===== MATERIAL FOR THIS EXERCISE =====
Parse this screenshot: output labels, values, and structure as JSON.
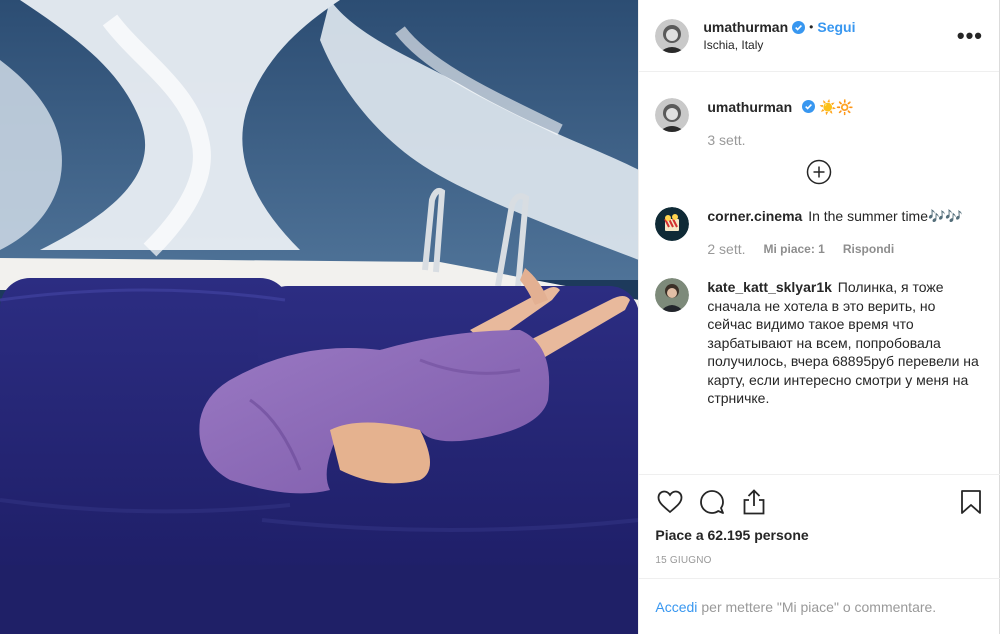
{
  "post": {
    "author": {
      "username": "umathurman",
      "follow_label": "Segui",
      "location": "Ischia, Italy",
      "more_label": "•••"
    },
    "caption": {
      "username": "umathurman",
      "emoji": "☀️🔆",
      "time": "3 sett."
    },
    "comments": [
      {
        "username": "corner.cinema",
        "text": "In the summer time🎶🎶",
        "time": "2 sett.",
        "likes": "Mi piace: 1",
        "reply": "Rispondi"
      },
      {
        "username": "kate_katt_sklyar1k",
        "text": "Полинка, я тоже сначала не хотела в это верить, но сейчас видимо такое время что зарбатывают на всем, попробовала получилось, вчера 68895руб перевели на карту, если интересно смотри у меня на стрничке."
      }
    ],
    "likes_text": "Piace a 62.195 persone",
    "date": "15 giugno",
    "login": {
      "link": "Accedi",
      "rest": "per mettere \"Mi piace\" o commentare."
    }
  },
  "colors": {
    "accent": "#3897f0",
    "verified": "#3897f0",
    "text": "#262626",
    "muted": "#999999"
  },
  "icons": [
    "verified-badge-icon",
    "more-options-icon",
    "load-more-icon",
    "heart-icon",
    "comment-icon",
    "share-icon",
    "bookmark-icon"
  ]
}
=====
WHAT THE TASK ASKS — The records above must be echoed exactly, minus their pictures.

REPLY —
Parse this screenshot: output labels, values, and structure as JSON.
{
  "post": {
    "author": {
      "username": "umathurman",
      "follow_label": "Segui",
      "location": "Ischia, Italy",
      "more_label": "•••"
    },
    "caption": {
      "username": "umathurman",
      "emoji": "☀️🔆",
      "time": "3 sett."
    },
    "comments": [
      {
        "username": "corner.cinema",
        "text": "In the summer time🎶🎶",
        "time": "2 sett.",
        "likes": "Mi piace: 1",
        "reply": "Rispondi"
      },
      {
        "username": "kate_katt_sklyar1k",
        "text": "Полинка, я тоже сначала не хотела в это верить, но сейчас видимо такое время что зарбатывают на всем, попробовала получилось, вчера 68895руб перевели на карту, если интересно смотри у меня на стрничке."
      }
    ],
    "likes_text": "Piace a 62.195 persone",
    "date": "15 giugno",
    "login": {
      "link": "Accedi",
      "rest": "per mettere \"Mi piace\" o commentare."
    }
  },
  "colors": {
    "accent": "#3897f0",
    "verified": "#3897f0",
    "text": "#262626",
    "muted": "#999999"
  },
  "icons": [
    "verified-badge-icon",
    "more-options-icon",
    "load-more-icon",
    "heart-icon",
    "comment-icon",
    "share-icon",
    "bookmark-icon"
  ]
}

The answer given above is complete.